[Figure contents as structured data]
------------------------------------------------

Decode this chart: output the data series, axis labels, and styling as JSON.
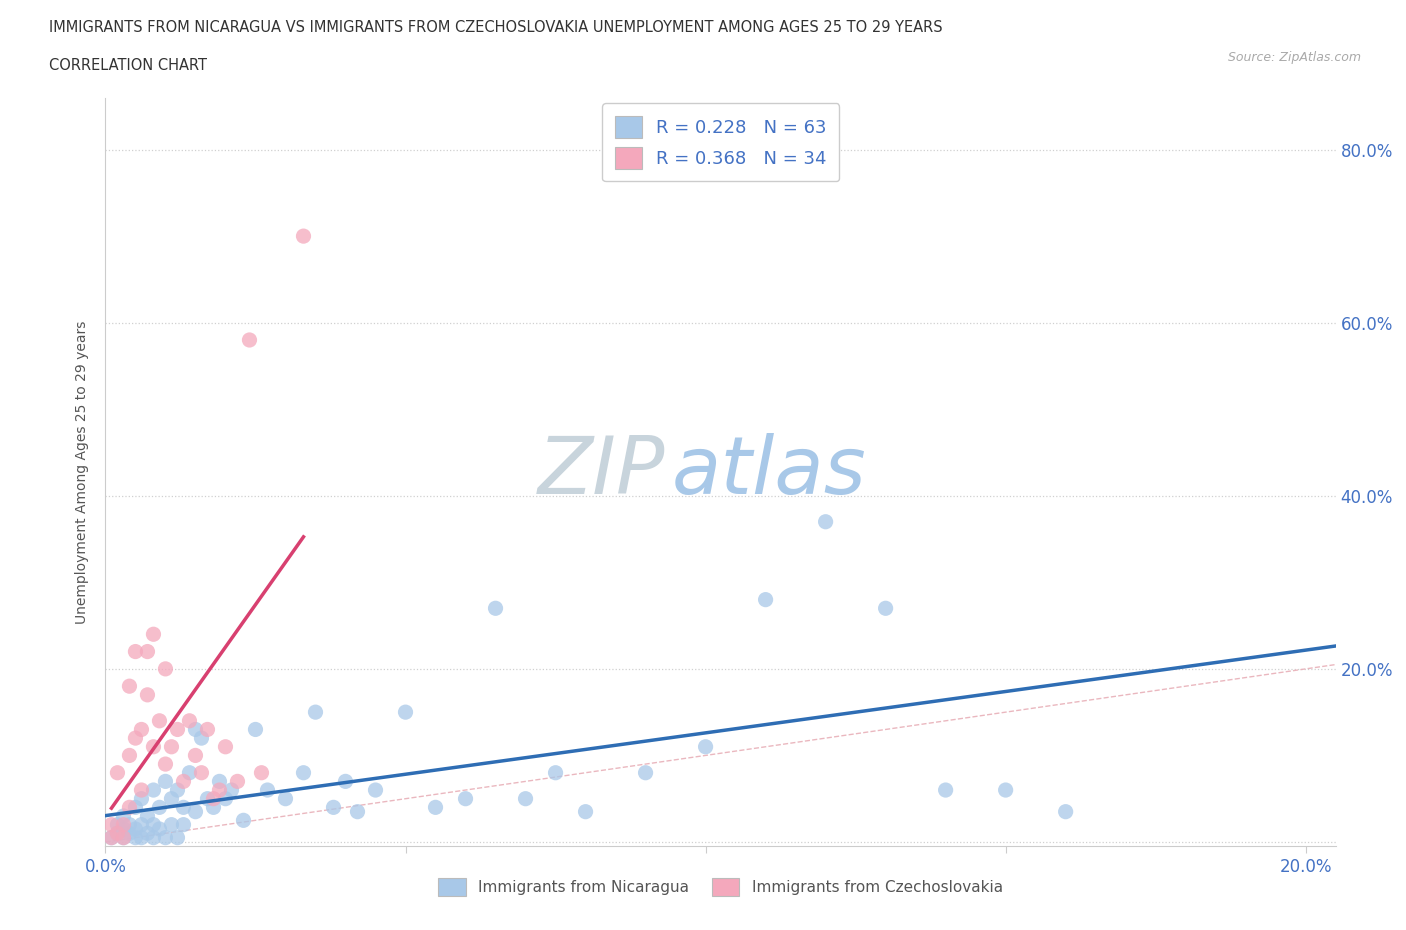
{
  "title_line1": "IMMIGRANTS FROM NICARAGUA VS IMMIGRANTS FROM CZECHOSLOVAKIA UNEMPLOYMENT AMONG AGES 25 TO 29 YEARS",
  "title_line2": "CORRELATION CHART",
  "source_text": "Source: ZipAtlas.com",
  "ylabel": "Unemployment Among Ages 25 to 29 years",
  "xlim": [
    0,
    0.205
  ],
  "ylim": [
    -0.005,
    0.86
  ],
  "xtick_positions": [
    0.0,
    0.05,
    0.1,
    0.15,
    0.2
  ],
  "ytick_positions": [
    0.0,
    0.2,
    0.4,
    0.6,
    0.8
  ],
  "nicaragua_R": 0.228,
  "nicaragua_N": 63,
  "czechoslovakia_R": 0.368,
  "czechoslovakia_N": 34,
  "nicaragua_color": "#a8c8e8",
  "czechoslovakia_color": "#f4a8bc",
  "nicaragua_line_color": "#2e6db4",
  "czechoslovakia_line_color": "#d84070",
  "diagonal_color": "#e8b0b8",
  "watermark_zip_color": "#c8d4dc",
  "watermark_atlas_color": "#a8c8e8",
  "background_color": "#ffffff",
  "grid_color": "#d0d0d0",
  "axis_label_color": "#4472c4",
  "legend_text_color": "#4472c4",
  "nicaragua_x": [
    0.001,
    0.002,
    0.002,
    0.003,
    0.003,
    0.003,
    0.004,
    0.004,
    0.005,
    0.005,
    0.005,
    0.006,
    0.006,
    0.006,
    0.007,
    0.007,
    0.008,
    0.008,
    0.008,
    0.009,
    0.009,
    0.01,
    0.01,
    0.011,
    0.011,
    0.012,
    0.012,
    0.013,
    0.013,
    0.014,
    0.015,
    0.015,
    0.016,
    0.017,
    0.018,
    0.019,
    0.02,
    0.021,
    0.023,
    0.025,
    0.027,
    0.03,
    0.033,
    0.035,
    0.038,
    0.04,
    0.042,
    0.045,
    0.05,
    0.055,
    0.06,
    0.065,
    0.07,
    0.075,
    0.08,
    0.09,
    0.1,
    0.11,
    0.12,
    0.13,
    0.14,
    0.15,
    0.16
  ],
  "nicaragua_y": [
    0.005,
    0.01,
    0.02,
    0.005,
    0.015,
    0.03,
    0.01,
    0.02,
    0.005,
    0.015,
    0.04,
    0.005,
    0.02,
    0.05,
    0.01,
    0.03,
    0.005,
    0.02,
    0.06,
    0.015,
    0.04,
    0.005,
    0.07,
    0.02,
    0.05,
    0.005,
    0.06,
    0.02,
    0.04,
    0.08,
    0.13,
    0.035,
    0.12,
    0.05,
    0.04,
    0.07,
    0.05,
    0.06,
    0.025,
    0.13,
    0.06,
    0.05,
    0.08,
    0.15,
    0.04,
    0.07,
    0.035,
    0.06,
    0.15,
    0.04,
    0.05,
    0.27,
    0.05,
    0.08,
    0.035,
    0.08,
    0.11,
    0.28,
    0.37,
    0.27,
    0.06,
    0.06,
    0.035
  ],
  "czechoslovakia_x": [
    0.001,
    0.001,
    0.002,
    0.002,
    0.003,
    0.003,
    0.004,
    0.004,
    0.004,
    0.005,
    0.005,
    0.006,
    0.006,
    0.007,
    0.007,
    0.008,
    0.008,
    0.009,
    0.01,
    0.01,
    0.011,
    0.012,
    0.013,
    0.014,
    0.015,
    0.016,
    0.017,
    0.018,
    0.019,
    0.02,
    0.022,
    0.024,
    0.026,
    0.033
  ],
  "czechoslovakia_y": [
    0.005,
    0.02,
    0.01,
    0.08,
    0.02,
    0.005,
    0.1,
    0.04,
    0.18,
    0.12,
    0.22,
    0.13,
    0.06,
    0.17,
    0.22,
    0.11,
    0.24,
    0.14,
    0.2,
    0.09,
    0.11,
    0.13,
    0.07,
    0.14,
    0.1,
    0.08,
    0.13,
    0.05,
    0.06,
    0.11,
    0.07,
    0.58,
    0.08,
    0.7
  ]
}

------------------------------------------------

GOAL OF THE EXERCISE:
Each line of the data is to be duplicated exactly; pictures stay out of the copy.

SOLUTION FOR THIS EXERCISE:
Decode this chart: output the data series, axis labels, and styling as JSON.
{
  "title_line1": "IMMIGRANTS FROM NICARAGUA VS IMMIGRANTS FROM CZECHOSLOVAKIA UNEMPLOYMENT AMONG AGES 25 TO 29 YEARS",
  "title_line2": "CORRELATION CHART",
  "source_text": "Source: ZipAtlas.com",
  "ylabel": "Unemployment Among Ages 25 to 29 years",
  "xlim": [
    0,
    0.205
  ],
  "ylim": [
    -0.005,
    0.86
  ],
  "xtick_positions": [
    0.0,
    0.05,
    0.1,
    0.15,
    0.2
  ],
  "ytick_positions": [
    0.0,
    0.2,
    0.4,
    0.6,
    0.8
  ],
  "nicaragua_R": 0.228,
  "nicaragua_N": 63,
  "czechoslovakia_R": 0.368,
  "czechoslovakia_N": 34,
  "nicaragua_color": "#a8c8e8",
  "czechoslovakia_color": "#f4a8bc",
  "nicaragua_line_color": "#2e6db4",
  "czechoslovakia_line_color": "#d84070",
  "diagonal_color": "#e8b0b8",
  "watermark_zip_color": "#c8d4dc",
  "watermark_atlas_color": "#a8c8e8",
  "background_color": "#ffffff",
  "grid_color": "#d0d0d0",
  "axis_label_color": "#4472c4",
  "legend_text_color": "#4472c4",
  "nicaragua_x": [
    0.001,
    0.002,
    0.002,
    0.003,
    0.003,
    0.003,
    0.004,
    0.004,
    0.005,
    0.005,
    0.005,
    0.006,
    0.006,
    0.006,
    0.007,
    0.007,
    0.008,
    0.008,
    0.008,
    0.009,
    0.009,
    0.01,
    0.01,
    0.011,
    0.011,
    0.012,
    0.012,
    0.013,
    0.013,
    0.014,
    0.015,
    0.015,
    0.016,
    0.017,
    0.018,
    0.019,
    0.02,
    0.021,
    0.023,
    0.025,
    0.027,
    0.03,
    0.033,
    0.035,
    0.038,
    0.04,
    0.042,
    0.045,
    0.05,
    0.055,
    0.06,
    0.065,
    0.07,
    0.075,
    0.08,
    0.09,
    0.1,
    0.11,
    0.12,
    0.13,
    0.14,
    0.15,
    0.16
  ],
  "nicaragua_y": [
    0.005,
    0.01,
    0.02,
    0.005,
    0.015,
    0.03,
    0.01,
    0.02,
    0.005,
    0.015,
    0.04,
    0.005,
    0.02,
    0.05,
    0.01,
    0.03,
    0.005,
    0.02,
    0.06,
    0.015,
    0.04,
    0.005,
    0.07,
    0.02,
    0.05,
    0.005,
    0.06,
    0.02,
    0.04,
    0.08,
    0.13,
    0.035,
    0.12,
    0.05,
    0.04,
    0.07,
    0.05,
    0.06,
    0.025,
    0.13,
    0.06,
    0.05,
    0.08,
    0.15,
    0.04,
    0.07,
    0.035,
    0.06,
    0.15,
    0.04,
    0.05,
    0.27,
    0.05,
    0.08,
    0.035,
    0.08,
    0.11,
    0.28,
    0.37,
    0.27,
    0.06,
    0.06,
    0.035
  ],
  "czechoslovakia_x": [
    0.001,
    0.001,
    0.002,
    0.002,
    0.003,
    0.003,
    0.004,
    0.004,
    0.004,
    0.005,
    0.005,
    0.006,
    0.006,
    0.007,
    0.007,
    0.008,
    0.008,
    0.009,
    0.01,
    0.01,
    0.011,
    0.012,
    0.013,
    0.014,
    0.015,
    0.016,
    0.017,
    0.018,
    0.019,
    0.02,
    0.022,
    0.024,
    0.026,
    0.033
  ],
  "czechoslovakia_y": [
    0.005,
    0.02,
    0.01,
    0.08,
    0.02,
    0.005,
    0.1,
    0.04,
    0.18,
    0.12,
    0.22,
    0.13,
    0.06,
    0.17,
    0.22,
    0.11,
    0.24,
    0.14,
    0.2,
    0.09,
    0.11,
    0.13,
    0.07,
    0.14,
    0.1,
    0.08,
    0.13,
    0.05,
    0.06,
    0.11,
    0.07,
    0.58,
    0.08,
    0.7
  ]
}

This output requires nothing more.